=== Rows ===
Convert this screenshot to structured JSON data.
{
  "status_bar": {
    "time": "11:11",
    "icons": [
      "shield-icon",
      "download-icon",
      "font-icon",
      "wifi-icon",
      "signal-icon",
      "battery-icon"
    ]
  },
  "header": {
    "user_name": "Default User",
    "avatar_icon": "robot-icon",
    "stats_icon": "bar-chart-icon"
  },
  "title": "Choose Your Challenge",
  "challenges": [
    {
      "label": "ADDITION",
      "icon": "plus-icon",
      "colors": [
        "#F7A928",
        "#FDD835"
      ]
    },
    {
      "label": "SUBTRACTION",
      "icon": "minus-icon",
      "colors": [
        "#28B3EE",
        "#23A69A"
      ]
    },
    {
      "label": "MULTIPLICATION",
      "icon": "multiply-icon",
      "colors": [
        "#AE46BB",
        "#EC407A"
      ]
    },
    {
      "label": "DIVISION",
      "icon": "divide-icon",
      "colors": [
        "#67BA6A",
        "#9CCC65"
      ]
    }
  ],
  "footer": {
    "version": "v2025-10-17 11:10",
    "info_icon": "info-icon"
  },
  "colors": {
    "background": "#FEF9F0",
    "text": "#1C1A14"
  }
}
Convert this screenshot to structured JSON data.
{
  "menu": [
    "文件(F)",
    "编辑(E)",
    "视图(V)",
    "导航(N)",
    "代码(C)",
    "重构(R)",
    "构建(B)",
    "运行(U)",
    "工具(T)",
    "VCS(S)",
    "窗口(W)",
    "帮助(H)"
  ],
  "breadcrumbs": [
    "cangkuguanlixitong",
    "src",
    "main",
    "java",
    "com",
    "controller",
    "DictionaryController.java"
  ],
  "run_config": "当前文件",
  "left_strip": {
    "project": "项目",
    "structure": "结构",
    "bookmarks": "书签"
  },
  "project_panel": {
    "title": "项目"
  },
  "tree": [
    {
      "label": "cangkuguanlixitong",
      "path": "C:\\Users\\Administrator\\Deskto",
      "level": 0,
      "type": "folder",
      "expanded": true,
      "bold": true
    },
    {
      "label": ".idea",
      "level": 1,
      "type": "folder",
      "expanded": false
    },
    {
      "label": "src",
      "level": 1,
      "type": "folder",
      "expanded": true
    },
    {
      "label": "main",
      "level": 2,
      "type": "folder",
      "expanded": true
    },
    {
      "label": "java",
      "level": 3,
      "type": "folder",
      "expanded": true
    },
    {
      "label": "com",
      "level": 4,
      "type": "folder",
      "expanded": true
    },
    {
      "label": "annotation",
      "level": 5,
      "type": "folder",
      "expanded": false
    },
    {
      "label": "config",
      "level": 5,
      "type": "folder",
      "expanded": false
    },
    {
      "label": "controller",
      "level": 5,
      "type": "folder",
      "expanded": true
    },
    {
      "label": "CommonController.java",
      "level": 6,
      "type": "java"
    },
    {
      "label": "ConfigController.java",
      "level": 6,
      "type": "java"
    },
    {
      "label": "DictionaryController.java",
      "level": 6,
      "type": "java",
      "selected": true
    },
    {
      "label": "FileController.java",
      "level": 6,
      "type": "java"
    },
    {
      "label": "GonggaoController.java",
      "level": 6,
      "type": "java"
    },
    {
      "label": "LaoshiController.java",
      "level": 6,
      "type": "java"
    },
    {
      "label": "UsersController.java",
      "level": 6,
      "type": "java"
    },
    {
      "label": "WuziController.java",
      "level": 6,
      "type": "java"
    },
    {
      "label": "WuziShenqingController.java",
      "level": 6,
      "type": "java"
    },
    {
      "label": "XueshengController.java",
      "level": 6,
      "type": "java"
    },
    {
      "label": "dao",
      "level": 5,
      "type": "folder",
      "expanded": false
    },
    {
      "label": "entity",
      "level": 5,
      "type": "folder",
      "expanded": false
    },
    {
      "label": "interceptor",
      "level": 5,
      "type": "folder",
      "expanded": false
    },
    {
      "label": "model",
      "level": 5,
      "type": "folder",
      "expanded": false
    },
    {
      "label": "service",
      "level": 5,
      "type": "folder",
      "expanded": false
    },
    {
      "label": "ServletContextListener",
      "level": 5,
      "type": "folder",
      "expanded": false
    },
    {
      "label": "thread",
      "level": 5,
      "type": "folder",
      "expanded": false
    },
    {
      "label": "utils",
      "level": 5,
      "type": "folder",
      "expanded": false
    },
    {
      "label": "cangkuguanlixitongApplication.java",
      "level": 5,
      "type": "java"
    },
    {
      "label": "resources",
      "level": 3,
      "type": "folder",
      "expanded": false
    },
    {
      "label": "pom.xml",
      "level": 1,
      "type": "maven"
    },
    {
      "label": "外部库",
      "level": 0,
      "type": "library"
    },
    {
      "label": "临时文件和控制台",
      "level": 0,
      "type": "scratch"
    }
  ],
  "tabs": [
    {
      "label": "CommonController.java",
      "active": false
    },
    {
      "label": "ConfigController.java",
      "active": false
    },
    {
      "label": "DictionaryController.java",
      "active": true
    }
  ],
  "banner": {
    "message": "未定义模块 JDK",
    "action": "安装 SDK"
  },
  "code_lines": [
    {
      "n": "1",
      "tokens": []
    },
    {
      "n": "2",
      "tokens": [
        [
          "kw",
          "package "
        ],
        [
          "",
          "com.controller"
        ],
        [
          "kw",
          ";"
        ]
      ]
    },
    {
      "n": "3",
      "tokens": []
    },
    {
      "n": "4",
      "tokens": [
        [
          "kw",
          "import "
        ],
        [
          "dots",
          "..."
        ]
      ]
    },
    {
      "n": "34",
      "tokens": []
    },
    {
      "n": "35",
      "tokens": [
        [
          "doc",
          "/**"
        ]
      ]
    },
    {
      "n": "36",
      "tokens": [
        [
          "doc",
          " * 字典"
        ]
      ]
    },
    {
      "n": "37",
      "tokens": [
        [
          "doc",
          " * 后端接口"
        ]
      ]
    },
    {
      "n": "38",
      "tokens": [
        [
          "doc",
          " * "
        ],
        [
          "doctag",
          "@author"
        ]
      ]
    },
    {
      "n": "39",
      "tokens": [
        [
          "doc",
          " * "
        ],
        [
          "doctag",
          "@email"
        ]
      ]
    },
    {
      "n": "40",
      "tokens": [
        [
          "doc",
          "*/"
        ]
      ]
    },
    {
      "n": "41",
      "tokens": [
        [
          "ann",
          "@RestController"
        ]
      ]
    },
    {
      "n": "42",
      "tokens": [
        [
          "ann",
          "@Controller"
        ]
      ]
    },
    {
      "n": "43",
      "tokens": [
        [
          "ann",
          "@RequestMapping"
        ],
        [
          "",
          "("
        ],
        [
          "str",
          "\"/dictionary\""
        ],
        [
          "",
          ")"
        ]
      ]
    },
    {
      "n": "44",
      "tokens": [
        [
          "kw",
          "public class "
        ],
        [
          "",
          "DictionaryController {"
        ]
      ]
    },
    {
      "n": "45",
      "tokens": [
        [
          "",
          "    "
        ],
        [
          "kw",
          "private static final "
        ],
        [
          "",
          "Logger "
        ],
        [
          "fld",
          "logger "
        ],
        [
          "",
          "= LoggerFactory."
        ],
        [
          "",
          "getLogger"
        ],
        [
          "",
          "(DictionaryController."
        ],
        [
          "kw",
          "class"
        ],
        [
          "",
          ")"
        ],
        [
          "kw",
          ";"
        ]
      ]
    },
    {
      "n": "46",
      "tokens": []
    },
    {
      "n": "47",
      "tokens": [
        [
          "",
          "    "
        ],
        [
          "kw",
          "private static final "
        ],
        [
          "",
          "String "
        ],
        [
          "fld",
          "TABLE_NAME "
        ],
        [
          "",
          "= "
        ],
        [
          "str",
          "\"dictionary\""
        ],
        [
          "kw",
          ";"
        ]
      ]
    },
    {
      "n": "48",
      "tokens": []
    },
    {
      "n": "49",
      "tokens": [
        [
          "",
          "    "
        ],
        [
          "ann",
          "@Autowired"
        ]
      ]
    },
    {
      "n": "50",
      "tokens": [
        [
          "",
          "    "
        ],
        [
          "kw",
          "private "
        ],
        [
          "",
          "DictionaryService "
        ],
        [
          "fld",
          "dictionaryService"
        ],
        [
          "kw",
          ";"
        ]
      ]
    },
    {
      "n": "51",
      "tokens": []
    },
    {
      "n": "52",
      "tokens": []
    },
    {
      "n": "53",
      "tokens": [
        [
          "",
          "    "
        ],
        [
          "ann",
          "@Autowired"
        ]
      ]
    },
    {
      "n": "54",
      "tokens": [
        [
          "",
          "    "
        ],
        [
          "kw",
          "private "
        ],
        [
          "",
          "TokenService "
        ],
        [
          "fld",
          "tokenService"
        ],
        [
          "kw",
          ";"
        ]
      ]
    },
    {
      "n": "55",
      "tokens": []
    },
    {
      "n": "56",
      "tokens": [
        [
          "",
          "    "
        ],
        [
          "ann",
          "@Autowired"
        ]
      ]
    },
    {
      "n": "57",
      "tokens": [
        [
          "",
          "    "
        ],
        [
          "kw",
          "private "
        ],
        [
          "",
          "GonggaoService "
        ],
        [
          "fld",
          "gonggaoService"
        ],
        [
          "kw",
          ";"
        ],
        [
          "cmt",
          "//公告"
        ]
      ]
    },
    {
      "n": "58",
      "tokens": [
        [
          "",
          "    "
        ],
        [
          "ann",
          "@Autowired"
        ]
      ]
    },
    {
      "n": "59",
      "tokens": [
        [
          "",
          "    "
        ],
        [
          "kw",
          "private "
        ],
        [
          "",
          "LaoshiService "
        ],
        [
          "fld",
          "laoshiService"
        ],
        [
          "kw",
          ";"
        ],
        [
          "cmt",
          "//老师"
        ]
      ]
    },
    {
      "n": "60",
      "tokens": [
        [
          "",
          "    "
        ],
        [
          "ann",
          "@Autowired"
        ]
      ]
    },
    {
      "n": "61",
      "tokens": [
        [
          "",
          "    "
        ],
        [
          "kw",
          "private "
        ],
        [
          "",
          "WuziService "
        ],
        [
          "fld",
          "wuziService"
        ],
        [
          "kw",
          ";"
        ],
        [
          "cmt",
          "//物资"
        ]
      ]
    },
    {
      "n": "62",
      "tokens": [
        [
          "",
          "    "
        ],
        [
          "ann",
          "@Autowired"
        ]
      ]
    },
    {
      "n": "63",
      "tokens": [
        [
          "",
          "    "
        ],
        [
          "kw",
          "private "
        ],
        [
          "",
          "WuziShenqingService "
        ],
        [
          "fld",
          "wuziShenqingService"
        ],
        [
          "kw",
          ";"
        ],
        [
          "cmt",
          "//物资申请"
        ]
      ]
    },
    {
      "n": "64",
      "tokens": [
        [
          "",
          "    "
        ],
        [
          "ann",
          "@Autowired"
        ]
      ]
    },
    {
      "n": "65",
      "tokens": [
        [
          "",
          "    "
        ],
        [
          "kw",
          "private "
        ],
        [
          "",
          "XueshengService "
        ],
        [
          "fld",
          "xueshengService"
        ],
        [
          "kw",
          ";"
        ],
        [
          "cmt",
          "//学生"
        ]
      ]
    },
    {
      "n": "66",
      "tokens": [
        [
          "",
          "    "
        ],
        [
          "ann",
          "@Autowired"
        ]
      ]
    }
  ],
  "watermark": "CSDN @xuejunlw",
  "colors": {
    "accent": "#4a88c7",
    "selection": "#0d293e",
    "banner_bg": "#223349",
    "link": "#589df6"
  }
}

=== Exercise instructions ===
Isolate each line of the listing above that includes "title". Copy it.

=== The result ===
  "title": "Choose Your Challenge",
    "title": "项目"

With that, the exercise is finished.